Render every line of the listing below as a numbered list, leaving out any blank lines.

— Begin —

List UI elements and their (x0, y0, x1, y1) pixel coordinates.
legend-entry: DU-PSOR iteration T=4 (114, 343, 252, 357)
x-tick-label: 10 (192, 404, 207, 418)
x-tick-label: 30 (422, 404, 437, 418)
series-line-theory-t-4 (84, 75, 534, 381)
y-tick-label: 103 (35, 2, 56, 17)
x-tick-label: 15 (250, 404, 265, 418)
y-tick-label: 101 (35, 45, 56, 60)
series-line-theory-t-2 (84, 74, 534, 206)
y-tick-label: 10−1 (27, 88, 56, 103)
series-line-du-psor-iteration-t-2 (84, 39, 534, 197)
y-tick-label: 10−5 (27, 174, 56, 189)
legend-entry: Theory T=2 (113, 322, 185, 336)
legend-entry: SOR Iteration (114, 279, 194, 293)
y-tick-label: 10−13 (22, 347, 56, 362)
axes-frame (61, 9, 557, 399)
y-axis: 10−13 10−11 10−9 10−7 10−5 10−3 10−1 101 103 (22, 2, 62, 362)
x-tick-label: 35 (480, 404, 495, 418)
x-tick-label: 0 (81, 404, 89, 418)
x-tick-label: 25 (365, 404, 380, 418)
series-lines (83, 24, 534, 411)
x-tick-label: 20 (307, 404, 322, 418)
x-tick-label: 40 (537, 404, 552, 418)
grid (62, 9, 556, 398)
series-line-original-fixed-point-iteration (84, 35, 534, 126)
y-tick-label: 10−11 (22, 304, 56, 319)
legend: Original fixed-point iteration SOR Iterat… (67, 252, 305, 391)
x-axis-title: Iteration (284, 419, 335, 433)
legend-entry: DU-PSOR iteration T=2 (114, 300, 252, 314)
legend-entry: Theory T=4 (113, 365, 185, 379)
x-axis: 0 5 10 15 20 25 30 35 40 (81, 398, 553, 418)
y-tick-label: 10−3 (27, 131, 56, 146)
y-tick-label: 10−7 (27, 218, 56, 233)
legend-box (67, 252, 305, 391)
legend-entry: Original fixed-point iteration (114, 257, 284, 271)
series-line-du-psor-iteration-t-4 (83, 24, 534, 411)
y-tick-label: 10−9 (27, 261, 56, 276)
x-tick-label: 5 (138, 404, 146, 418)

— End —

→ **Response to the exercise**:
1. List UI elements and their (x0, y0, x1, y1) pixel coordinates.
2. legend-entry: DU-PSOR iteration T=4 (114, 343, 252, 357)
3. x-tick-label: 10 (192, 404, 207, 418)
4. x-tick-label: 30 (422, 404, 437, 418)
5. series-line-theory-t-4 (84, 75, 534, 381)
6. y-tick-label: 103 (35, 2, 56, 17)
7. x-tick-label: 15 (250, 404, 265, 418)
8. y-tick-label: 101 (35, 45, 56, 60)
9. series-line-theory-t-2 (84, 74, 534, 206)
10. y-tick-label: 10−1 (27, 88, 56, 103)
11. series-line-du-psor-iteration-t-2 (84, 39, 534, 197)
12. y-tick-label: 10−5 (27, 174, 56, 189)
13. legend-entry: Theory T=2 (113, 322, 185, 336)
14. legend-entry: SOR Iteration (114, 279, 194, 293)
15. y-tick-label: 10−13 (22, 347, 56, 362)
16. axes-frame (61, 9, 557, 399)
17. y-axis: 10−13 10−11 10−9 10−7 10−5 10−3 10−1 101 103 (22, 2, 62, 362)
18. x-tick-label: 35 (480, 404, 495, 418)
19. x-tick-label: 0 (81, 404, 89, 418)
20. x-tick-label: 25 (365, 404, 380, 418)
21. series-lines (83, 24, 534, 411)
22. x-tick-label: 20 (307, 404, 322, 418)
23. x-tick-label: 40 (537, 404, 552, 418)
24. grid (62, 9, 556, 398)
25. series-line-original-fixed-point-iteration (84, 35, 534, 126)
26. y-tick-label: 10−11 (22, 304, 56, 319)
27. legend: Original fixed-point iteration SOR Iterat… (67, 252, 305, 391)
28. x-axis-title: Iteration (284, 419, 335, 433)
29. legend-entry: DU-PSOR iteration T=2 (114, 300, 252, 314)
30. legend-entry: Theory T=4 (113, 365, 185, 379)
31. x-axis: 0 5 10 15 20 25 30 35 40 (81, 398, 553, 418)
32. y-tick-label: 10−3 (27, 131, 56, 146)
33. y-tick-label: 10−7 (27, 218, 56, 233)
34. legend-box (67, 252, 305, 391)
35. legend-entry: Original fixed-point iteration (114, 257, 284, 271)
36. series-line-du-psor-iteration-t-4 (83, 24, 534, 411)
37. y-tick-label: 10−9 (27, 261, 56, 276)
38. x-tick-label: 5 (138, 404, 146, 418)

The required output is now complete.